▸ DIRECTIONS:
Check each line of the listing for the word "Include" and report how many lines contain it, giving nothing but the number.
------------------------------------
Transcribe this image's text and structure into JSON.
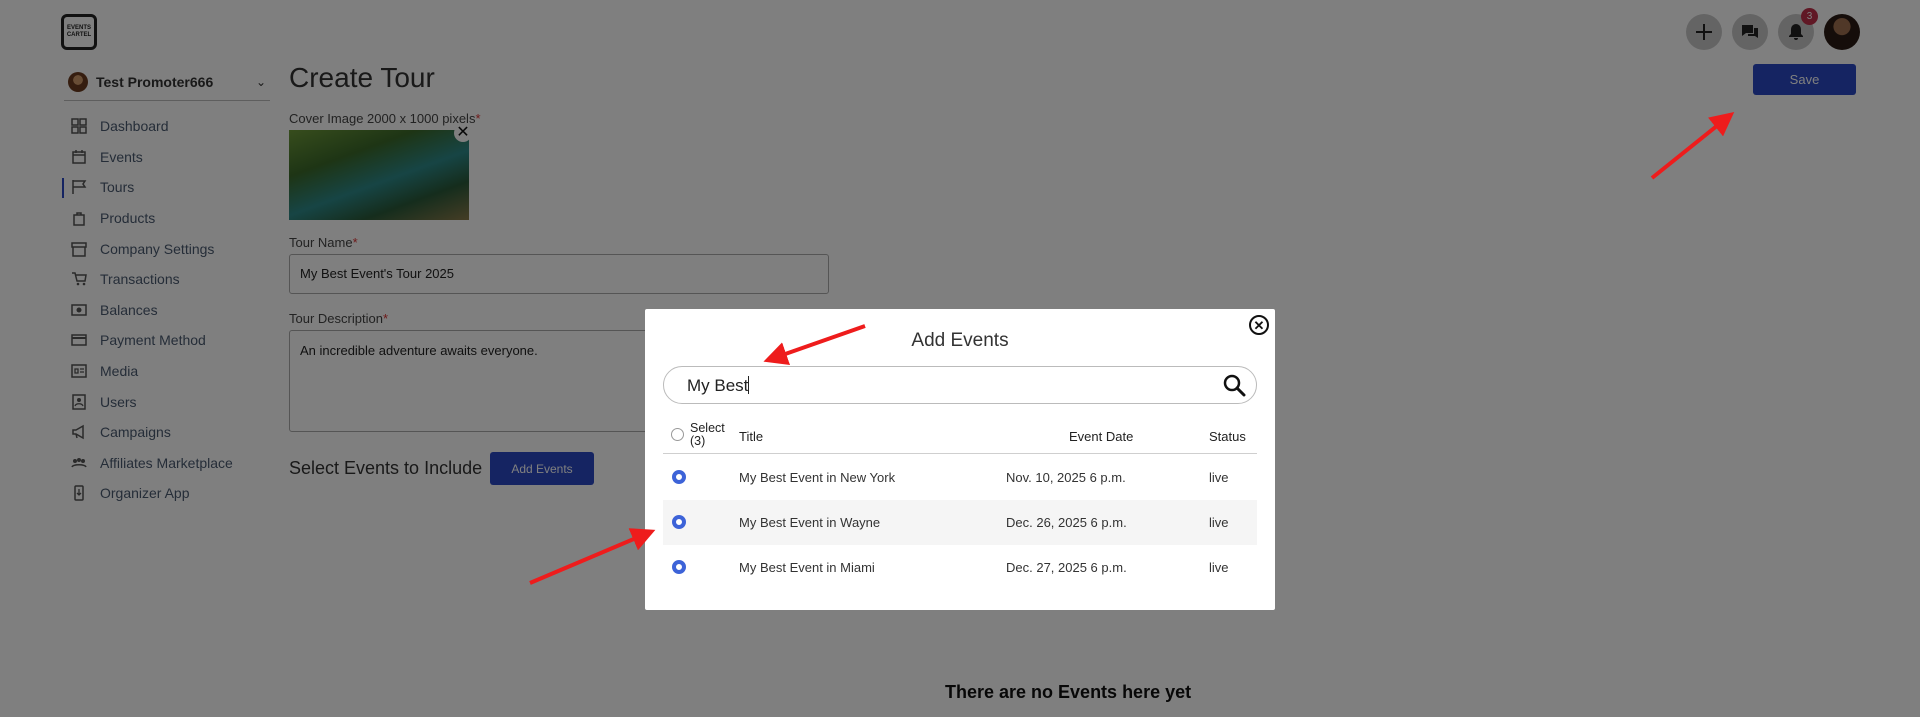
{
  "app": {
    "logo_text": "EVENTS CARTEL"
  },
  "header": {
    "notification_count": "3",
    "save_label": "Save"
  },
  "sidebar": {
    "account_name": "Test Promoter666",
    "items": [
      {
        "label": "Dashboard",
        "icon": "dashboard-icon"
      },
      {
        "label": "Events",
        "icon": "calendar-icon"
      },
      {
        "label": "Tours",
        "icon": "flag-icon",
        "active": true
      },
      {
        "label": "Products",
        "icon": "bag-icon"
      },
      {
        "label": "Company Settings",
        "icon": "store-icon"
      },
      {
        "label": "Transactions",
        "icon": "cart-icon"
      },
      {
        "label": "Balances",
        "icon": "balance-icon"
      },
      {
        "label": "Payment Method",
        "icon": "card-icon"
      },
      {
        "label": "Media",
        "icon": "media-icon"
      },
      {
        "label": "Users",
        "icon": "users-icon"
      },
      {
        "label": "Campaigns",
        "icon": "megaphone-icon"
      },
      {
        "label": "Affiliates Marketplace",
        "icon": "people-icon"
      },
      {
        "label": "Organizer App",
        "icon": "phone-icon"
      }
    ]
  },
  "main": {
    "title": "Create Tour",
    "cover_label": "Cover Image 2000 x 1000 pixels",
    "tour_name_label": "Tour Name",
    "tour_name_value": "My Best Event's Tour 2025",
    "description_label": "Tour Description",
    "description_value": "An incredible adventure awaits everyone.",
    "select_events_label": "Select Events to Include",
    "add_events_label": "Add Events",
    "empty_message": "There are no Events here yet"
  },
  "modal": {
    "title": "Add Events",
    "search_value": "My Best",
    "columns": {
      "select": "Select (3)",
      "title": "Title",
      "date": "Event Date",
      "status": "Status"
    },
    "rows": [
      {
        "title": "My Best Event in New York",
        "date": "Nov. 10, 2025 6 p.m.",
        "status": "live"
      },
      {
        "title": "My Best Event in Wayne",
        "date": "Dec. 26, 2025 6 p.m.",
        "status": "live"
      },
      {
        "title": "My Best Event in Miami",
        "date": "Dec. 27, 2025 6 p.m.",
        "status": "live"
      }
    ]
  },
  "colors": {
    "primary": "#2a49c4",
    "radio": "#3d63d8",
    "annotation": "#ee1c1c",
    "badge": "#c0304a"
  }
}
------------------------------------
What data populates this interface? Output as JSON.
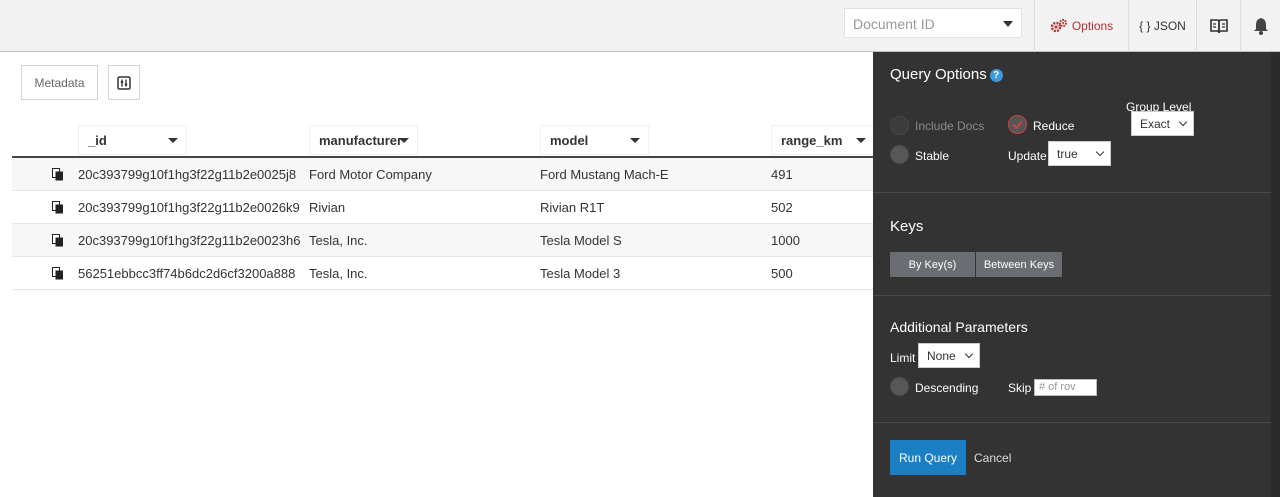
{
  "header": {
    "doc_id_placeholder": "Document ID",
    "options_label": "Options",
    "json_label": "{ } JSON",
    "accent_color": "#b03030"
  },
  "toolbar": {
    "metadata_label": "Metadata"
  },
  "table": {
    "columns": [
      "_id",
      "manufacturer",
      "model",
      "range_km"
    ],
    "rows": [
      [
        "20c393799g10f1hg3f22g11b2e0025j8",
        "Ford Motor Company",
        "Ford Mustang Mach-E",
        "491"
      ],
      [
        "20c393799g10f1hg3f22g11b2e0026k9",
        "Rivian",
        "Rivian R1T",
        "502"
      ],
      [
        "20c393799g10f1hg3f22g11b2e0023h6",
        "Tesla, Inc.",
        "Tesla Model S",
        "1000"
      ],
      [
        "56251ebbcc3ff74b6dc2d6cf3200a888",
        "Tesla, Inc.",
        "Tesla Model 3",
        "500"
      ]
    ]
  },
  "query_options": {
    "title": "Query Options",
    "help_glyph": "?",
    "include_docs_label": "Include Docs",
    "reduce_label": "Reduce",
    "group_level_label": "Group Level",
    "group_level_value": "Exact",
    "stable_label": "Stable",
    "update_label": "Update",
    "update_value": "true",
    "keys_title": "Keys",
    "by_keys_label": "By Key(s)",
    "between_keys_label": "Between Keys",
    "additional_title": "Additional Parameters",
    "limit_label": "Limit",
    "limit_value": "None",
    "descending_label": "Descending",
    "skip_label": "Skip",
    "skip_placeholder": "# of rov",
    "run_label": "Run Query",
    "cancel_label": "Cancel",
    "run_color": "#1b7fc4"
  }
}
------------------------------------
▸ OUTPUT FOR THIS TASK:
2